** Start of Record extracts **

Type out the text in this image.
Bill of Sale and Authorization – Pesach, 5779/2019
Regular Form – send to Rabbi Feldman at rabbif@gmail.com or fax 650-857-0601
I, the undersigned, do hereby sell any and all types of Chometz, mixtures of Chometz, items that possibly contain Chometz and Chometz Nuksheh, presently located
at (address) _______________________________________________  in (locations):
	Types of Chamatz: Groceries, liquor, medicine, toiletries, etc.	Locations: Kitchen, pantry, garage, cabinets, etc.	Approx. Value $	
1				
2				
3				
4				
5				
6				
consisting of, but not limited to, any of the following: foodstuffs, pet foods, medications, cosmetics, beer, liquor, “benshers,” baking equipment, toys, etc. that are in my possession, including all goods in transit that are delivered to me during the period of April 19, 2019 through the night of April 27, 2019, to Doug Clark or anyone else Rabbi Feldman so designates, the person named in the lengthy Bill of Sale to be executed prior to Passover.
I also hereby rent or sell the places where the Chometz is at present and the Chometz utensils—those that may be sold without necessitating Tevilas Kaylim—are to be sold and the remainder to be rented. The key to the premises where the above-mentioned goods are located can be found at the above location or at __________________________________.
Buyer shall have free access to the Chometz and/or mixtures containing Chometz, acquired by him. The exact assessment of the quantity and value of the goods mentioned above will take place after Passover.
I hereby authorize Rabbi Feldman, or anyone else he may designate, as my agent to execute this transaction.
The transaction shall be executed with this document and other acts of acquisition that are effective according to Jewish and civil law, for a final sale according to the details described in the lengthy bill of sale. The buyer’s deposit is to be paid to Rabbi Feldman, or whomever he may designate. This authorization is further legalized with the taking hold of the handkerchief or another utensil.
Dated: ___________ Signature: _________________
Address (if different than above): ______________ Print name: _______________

** End of Record extracts **

- _Problem to work on_
Set down the listing in full, keeping every word exactly as it is.

- _Problem solution_
Type out the text in this image.
Bill of Sale and Authorization – Pesach, 5779/2019
Regular Form – send to Rabbi Feldman at rabbif@gmail.com or fax 650-857-0601
I, the undersigned, do hereby sell any and all types of Chometz, mixtures of Chometz, items that possibly contain Chometz and Chometz Nuksheh, presently located
at (address) _______________________________________________  in (locations):
	Types of Chamatz: Groceries, liquor, medicine, toiletries, etc.	Locations: Kitchen, pantry, garage, cabinets, etc.	Approx. Value $	
1				
2				
3				
4				
5				
6				
consisting of, but not limited to, any of the following: foodstuffs, pet foods, medications, cosmetics, beer, liquor, “benshers,” baking equipment, toys, etc. that are in my possession, including all goods in transit that are delivered to me during the period of April 19, 2019 through the night of April 27, 2019, to Doug Clark or anyone else Rabbi Feldman so designates, the person named in the lengthy Bill of Sale to be executed prior to Passover.
I also hereby rent or sell the places where the Chometz is at present and the Chometz utensils—those that may be sold without necessitating Tevilas Kaylim—are to be sold and the remainder to be rented. The key to the premises where the above-mentioned goods are located can be found at the above location or at __________________________________.
Buyer shall have free access to the Chometz and/or mixtures containing Chometz, acquired by him. The exact assessment of the quantity and value of the goods mentioned above will take place after Passover.
I hereby authorize Rabbi Feldman, or anyone else he may designate, as my agent to execute this transaction.
The transaction shall be executed with this document and other acts of acquisition that are effective according to Jewish and civil law, for a final sale according to the details described in the lengthy bill of sale. The buyer’s deposit is to be paid to Rabbi Feldman, or whomever he may designate. This authorization is further legalized with the taking hold of the handkerchief or another utensil.
Dated: ___________ Signature: _________________
Address (if different than above): ______________ Print name: _______________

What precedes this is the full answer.